** WRITTEN PROBLEM **
Set down each line of the data below exactly as it stands, dropping the pictures.

# START OF INFORMATION GIVEN

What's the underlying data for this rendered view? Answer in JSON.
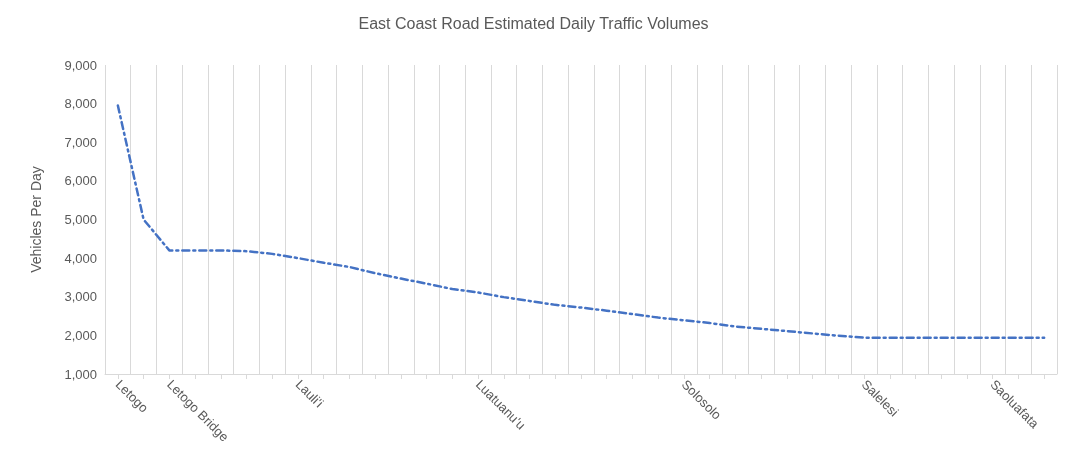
{
  "chart_data": {
    "type": "line",
    "title": "East Coast Road Estimated Daily Traffic Volumes",
    "ylabel": "Vehicles Per Day",
    "categories": [
      "Letogo",
      null,
      "Letogo Bridge",
      null,
      null,
      null,
      null,
      "Lauli'i",
      null,
      null,
      null,
      null,
      null,
      null,
      "Luatuanu'u",
      null,
      null,
      null,
      null,
      null,
      null,
      null,
      "Solosolo",
      null,
      null,
      null,
      null,
      null,
      null,
      "Salelesi",
      null,
      null,
      null,
      null,
      "Saoluafata",
      null,
      null
    ],
    "series": [
      {
        "color": "#4472c4",
        "values": [
          7950,
          5000,
          4200,
          4200,
          4200,
          4180,
          4110,
          4000,
          3880,
          3770,
          3610,
          3470,
          3340,
          3200,
          3110,
          2990,
          2890,
          2790,
          2720,
          2640,
          2550,
          2460,
          2390,
          2320,
          2230,
          2170,
          2110,
          2050,
          1990,
          1940,
          1940,
          1940,
          1940,
          1940,
          1940,
          1940,
          1940
        ]
      }
    ],
    "ylim": [
      1000,
      9000
    ],
    "yticks": [
      {
        "value": 1000,
        "label": "1,000"
      },
      {
        "value": 2000,
        "label": "2,000"
      },
      {
        "value": 3000,
        "label": "3,000"
      },
      {
        "value": 4000,
        "label": "4,000"
      },
      {
        "value": 5000,
        "label": "5,000"
      },
      {
        "value": 6000,
        "label": "6,000"
      },
      {
        "value": 7000,
        "label": "7,000"
      },
      {
        "value": 8000,
        "label": "8,000"
      },
      {
        "value": 9000,
        "label": "9,000"
      }
    ],
    "grid": "x",
    "marker": "none",
    "line_style": "dashed"
  }
}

# END OF INFORMATION GIVEN

** ANSWER TO THIS PROBLEM **
What's the underlying data for this rendered view? Answer in JSON.
{
  "chart_data": {
    "type": "line",
    "title": "East Coast Road Estimated Daily Traffic Volumes",
    "ylabel": "Vehicles Per Day",
    "categories": [
      "Letogo",
      null,
      "Letogo Bridge",
      null,
      null,
      null,
      null,
      "Lauli'i",
      null,
      null,
      null,
      null,
      null,
      null,
      "Luatuanu'u",
      null,
      null,
      null,
      null,
      null,
      null,
      null,
      "Solosolo",
      null,
      null,
      null,
      null,
      null,
      null,
      "Salelesi",
      null,
      null,
      null,
      null,
      "Saoluafata",
      null,
      null
    ],
    "series": [
      {
        "color": "#4472c4",
        "values": [
          7950,
          5000,
          4200,
          4200,
          4200,
          4180,
          4110,
          4000,
          3880,
          3770,
          3610,
          3470,
          3340,
          3200,
          3110,
          2990,
          2890,
          2790,
          2720,
          2640,
          2550,
          2460,
          2390,
          2320,
          2230,
          2170,
          2110,
          2050,
          1990,
          1940,
          1940,
          1940,
          1940,
          1940,
          1940,
          1940,
          1940
        ]
      }
    ],
    "ylim": [
      1000,
      9000
    ],
    "yticks": [
      {
        "value": 1000,
        "label": "1,000"
      },
      {
        "value": 2000,
        "label": "2,000"
      },
      {
        "value": 3000,
        "label": "3,000"
      },
      {
        "value": 4000,
        "label": "4,000"
      },
      {
        "value": 5000,
        "label": "5,000"
      },
      {
        "value": 6000,
        "label": "6,000"
      },
      {
        "value": 7000,
        "label": "7,000"
      },
      {
        "value": 8000,
        "label": "8,000"
      },
      {
        "value": 9000,
        "label": "9,000"
      }
    ],
    "grid": "x",
    "marker": "none",
    "line_style": "dashed"
  }
}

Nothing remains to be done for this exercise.